> _WRITTEN REQUEST_: Copy every line of the records below where the word "指數資訊" occurs.

> _ENTRIES_:
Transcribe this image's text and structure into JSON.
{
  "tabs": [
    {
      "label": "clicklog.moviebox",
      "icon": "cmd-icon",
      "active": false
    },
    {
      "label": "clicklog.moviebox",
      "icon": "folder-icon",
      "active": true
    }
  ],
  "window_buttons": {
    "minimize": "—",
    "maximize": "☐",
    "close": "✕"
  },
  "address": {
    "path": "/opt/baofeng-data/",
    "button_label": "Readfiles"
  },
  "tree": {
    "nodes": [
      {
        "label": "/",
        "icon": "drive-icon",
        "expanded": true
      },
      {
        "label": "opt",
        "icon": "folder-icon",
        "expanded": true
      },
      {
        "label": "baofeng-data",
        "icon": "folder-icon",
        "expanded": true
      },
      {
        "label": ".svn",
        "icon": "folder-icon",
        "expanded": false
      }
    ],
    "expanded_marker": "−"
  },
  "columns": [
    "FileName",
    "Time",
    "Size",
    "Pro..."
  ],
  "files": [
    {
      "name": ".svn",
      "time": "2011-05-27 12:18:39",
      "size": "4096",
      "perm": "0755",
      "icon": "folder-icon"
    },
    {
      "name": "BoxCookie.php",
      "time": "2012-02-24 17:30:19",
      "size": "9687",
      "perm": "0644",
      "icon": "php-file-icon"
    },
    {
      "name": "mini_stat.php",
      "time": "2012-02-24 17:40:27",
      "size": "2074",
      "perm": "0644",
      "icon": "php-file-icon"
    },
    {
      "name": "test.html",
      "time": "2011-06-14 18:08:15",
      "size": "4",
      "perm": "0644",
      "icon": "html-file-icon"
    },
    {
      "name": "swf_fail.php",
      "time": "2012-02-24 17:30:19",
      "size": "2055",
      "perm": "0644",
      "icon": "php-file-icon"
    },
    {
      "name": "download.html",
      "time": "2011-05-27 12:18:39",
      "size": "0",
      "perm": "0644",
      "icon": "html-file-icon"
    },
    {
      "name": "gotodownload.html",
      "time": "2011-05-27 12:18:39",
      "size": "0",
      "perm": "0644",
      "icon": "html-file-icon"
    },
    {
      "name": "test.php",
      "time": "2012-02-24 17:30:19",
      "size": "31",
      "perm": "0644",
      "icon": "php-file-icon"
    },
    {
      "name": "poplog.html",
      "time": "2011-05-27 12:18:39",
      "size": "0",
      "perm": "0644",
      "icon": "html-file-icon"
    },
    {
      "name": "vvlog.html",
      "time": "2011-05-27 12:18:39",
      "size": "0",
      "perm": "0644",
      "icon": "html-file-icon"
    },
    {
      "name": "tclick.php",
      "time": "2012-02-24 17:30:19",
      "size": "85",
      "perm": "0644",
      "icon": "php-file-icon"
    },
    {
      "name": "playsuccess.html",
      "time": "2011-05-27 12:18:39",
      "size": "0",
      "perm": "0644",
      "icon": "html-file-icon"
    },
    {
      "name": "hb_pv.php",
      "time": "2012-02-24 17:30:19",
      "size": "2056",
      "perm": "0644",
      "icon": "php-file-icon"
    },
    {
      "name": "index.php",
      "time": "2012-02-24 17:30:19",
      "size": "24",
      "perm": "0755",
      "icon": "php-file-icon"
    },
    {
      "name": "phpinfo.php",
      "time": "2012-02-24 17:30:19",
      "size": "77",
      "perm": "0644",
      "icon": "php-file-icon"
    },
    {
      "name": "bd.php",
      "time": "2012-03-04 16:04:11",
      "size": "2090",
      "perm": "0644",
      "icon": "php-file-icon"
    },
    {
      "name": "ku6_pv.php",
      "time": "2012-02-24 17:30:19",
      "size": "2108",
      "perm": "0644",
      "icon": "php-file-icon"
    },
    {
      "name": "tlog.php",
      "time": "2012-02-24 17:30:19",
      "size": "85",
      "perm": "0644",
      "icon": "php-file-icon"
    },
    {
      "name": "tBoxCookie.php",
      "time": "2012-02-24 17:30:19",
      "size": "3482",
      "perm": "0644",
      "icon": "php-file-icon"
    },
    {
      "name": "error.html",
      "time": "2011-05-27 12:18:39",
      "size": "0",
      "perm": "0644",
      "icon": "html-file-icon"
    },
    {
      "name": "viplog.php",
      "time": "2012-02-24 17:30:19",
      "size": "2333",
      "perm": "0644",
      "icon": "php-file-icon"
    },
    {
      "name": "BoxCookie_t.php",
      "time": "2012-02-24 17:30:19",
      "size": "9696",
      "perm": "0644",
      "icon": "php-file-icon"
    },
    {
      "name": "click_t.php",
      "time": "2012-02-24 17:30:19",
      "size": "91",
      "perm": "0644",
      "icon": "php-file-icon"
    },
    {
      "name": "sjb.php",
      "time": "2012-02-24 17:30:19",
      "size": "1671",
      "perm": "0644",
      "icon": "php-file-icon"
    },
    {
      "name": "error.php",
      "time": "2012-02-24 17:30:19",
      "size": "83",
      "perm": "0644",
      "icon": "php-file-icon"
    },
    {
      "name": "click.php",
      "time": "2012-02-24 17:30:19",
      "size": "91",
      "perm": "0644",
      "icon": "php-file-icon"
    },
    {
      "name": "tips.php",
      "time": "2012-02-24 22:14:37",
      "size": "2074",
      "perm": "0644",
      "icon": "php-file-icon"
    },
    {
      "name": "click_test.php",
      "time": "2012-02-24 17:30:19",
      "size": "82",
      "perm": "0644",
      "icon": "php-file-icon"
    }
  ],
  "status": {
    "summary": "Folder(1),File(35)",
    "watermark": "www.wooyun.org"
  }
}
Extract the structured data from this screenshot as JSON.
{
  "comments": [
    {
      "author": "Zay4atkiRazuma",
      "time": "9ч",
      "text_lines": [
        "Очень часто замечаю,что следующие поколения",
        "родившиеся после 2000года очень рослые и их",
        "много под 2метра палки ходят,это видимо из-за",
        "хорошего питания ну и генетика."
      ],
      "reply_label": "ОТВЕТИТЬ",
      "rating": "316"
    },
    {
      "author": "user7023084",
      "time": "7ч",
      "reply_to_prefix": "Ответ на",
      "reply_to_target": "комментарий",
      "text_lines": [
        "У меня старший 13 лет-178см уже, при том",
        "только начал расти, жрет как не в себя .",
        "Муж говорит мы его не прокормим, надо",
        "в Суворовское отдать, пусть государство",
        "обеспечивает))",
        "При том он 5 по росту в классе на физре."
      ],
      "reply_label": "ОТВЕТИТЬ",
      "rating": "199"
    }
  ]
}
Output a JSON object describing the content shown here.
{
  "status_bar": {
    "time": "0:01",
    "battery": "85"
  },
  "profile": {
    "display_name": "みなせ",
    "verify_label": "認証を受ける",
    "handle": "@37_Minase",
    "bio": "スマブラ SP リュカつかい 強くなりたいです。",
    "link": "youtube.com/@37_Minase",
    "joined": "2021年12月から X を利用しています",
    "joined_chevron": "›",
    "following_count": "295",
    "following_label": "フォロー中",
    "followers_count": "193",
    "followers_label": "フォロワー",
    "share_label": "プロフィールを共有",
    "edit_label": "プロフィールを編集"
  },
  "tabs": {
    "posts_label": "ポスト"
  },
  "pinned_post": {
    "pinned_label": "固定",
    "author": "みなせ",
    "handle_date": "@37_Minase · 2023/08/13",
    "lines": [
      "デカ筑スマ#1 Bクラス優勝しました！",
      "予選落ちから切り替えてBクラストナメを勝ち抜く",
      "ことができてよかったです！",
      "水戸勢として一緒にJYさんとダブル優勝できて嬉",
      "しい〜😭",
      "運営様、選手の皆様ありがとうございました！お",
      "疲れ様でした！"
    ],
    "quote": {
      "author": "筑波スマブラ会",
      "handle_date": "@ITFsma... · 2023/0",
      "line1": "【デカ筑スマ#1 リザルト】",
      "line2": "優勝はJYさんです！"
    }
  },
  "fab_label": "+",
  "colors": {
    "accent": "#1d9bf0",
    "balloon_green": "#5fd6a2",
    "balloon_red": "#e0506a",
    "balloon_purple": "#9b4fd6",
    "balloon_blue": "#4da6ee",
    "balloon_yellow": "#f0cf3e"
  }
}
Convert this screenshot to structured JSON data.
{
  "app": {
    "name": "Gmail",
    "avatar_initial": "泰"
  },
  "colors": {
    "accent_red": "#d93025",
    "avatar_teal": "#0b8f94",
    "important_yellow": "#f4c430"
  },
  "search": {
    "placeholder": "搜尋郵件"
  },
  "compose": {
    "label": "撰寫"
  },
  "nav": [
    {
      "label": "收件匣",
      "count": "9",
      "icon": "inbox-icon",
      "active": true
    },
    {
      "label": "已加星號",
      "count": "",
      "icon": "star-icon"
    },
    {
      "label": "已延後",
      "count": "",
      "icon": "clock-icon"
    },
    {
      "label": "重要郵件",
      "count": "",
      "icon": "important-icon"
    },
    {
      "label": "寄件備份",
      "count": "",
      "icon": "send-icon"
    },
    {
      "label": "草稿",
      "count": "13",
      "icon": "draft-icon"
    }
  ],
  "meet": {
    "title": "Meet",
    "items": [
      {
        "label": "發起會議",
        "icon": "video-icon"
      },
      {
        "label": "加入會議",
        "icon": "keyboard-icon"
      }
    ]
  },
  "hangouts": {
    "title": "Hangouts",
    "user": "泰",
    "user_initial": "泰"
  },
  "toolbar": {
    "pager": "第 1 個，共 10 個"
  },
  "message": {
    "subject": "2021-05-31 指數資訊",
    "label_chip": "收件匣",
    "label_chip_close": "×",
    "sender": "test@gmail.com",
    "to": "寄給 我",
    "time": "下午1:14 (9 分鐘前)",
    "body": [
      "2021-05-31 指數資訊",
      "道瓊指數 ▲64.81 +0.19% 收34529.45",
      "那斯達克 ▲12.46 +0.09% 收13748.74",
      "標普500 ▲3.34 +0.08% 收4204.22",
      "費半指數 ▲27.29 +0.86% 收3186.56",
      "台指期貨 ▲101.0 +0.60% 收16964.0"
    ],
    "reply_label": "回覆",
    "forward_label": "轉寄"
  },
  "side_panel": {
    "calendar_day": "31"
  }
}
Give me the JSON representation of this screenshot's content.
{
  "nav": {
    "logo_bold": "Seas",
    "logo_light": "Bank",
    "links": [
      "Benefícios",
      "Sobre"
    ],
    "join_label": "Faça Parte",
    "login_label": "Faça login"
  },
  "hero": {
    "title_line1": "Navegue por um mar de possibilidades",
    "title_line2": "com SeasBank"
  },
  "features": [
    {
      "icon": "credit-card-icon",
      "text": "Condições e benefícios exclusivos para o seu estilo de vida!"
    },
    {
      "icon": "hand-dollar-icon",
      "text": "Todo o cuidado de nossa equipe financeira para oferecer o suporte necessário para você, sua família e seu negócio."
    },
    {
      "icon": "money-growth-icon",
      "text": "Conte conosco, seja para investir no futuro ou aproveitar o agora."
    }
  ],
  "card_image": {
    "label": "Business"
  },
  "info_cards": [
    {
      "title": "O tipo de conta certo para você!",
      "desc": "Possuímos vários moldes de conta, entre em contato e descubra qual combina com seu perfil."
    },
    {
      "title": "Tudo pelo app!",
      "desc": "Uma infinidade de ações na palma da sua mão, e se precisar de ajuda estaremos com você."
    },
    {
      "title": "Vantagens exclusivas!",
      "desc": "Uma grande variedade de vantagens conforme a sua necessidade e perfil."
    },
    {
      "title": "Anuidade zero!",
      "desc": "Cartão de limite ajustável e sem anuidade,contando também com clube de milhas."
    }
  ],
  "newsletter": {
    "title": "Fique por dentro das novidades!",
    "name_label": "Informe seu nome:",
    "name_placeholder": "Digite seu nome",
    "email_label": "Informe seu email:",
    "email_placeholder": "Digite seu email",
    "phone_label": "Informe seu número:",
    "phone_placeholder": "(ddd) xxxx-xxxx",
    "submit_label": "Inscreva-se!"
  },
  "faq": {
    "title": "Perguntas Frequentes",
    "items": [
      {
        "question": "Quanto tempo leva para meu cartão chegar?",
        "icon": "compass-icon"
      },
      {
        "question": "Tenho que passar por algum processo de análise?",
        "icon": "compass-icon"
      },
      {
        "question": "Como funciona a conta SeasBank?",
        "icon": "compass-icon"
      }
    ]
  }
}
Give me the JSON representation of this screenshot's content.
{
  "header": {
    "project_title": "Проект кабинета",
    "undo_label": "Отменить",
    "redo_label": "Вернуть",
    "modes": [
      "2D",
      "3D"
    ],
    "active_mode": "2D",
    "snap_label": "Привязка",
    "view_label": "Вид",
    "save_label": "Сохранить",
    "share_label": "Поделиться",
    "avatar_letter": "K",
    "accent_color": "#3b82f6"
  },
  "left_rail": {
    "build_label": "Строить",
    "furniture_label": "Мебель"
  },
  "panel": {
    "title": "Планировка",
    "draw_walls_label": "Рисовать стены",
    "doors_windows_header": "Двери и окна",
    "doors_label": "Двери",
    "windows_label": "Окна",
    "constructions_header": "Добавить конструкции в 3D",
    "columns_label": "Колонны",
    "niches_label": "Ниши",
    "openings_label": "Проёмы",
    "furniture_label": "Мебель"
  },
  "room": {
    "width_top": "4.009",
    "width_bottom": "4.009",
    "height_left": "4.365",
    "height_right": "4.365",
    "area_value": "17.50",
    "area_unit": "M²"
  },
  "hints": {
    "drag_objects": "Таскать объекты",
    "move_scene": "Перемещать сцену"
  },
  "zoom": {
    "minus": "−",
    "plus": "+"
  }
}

> _FULL RESPONSE_:
    "subject": "2021-05-31 指數資訊",
      "2021-05-31 指數資訊",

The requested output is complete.